### WHAT YOU ARE ASKED TO DO
Go through the listing below and list every line with "Csongrád".
start DATASET
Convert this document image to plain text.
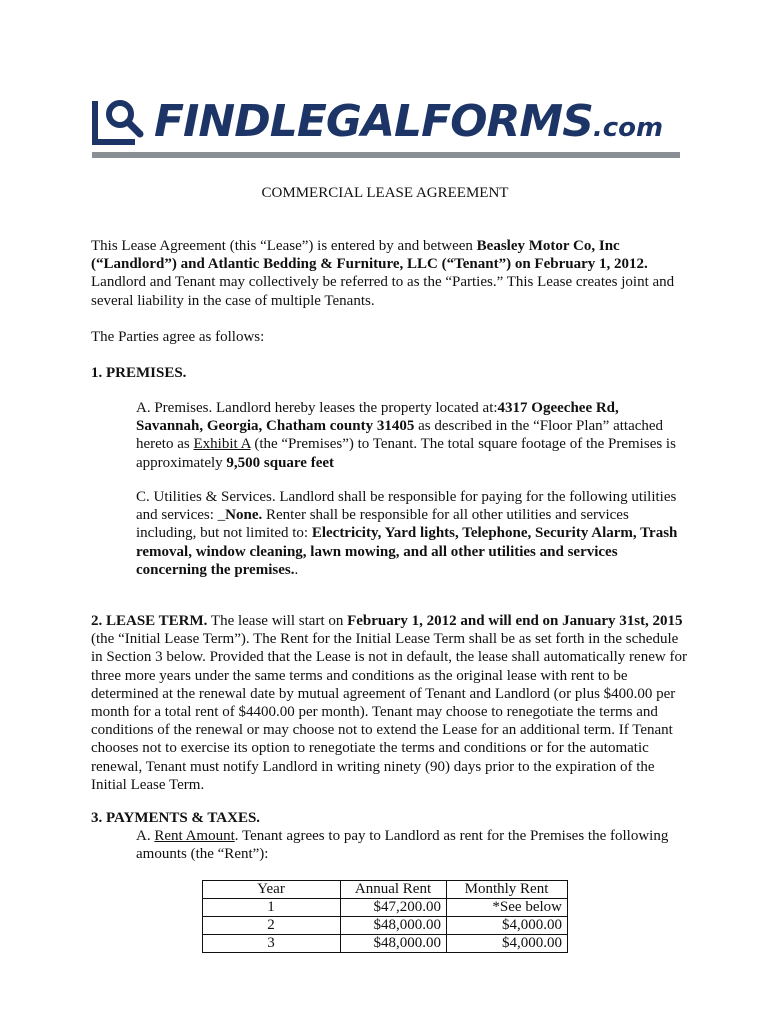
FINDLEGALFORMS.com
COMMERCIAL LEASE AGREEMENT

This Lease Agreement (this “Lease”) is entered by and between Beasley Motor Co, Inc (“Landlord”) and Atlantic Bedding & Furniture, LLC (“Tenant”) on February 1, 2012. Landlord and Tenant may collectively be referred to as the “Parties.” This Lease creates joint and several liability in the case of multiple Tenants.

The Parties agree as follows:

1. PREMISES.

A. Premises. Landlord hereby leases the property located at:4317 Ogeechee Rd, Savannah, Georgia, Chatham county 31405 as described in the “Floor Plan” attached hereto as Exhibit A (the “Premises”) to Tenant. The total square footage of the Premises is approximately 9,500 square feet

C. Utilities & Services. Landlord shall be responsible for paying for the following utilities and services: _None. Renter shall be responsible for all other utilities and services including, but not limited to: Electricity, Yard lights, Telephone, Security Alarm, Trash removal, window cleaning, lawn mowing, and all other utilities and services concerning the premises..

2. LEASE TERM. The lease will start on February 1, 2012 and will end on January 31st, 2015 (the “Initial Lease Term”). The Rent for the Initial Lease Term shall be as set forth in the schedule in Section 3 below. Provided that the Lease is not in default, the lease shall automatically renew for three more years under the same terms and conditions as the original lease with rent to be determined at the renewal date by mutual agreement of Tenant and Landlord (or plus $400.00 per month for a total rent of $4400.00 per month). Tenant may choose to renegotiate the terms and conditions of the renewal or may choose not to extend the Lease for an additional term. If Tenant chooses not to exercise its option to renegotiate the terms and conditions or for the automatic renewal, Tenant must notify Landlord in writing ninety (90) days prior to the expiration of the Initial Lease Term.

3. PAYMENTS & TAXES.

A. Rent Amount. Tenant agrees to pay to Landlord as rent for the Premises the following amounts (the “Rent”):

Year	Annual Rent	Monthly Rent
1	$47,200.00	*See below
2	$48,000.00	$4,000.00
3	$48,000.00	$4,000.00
end DATASET
start DATASET
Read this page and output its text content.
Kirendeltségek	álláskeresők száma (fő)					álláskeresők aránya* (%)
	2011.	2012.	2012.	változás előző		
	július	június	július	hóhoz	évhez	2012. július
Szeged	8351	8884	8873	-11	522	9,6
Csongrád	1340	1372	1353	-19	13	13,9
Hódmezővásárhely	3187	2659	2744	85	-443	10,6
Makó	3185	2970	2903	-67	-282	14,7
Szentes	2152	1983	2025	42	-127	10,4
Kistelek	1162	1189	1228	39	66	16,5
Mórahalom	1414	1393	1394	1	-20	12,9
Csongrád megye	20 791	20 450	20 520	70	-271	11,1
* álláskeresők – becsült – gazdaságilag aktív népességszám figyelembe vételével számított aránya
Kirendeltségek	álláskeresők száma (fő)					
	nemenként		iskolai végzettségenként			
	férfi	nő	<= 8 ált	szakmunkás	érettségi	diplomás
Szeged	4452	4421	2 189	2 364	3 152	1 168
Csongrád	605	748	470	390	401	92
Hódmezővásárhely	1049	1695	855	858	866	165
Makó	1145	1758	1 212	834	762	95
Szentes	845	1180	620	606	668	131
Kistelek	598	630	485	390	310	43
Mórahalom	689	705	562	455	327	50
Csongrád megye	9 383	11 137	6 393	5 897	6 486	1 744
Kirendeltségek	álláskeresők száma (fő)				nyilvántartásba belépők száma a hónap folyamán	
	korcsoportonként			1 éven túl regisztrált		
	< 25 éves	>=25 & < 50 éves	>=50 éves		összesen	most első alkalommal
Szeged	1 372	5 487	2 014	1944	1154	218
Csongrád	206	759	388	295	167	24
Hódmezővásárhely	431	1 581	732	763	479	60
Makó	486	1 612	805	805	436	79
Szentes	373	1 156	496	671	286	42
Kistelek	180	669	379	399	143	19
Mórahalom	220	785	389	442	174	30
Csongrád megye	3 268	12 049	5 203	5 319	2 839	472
end DATASET
### RESPONSE TO THIS EXERCISE
Csongrád	1340	1372	1353	-19	13	13,9
Csongrád megye	20 791	20 450	20 520	70	-271	11,1
Csongrád	605	748	470	390	401	92
Csongrád megye	9 383	11 137	6 393	5 897	6 486	1 744
Csongrád	206	759	388	295	167	24
Csongrád megye	3 268	12 049	5 203	5 319	2 839	472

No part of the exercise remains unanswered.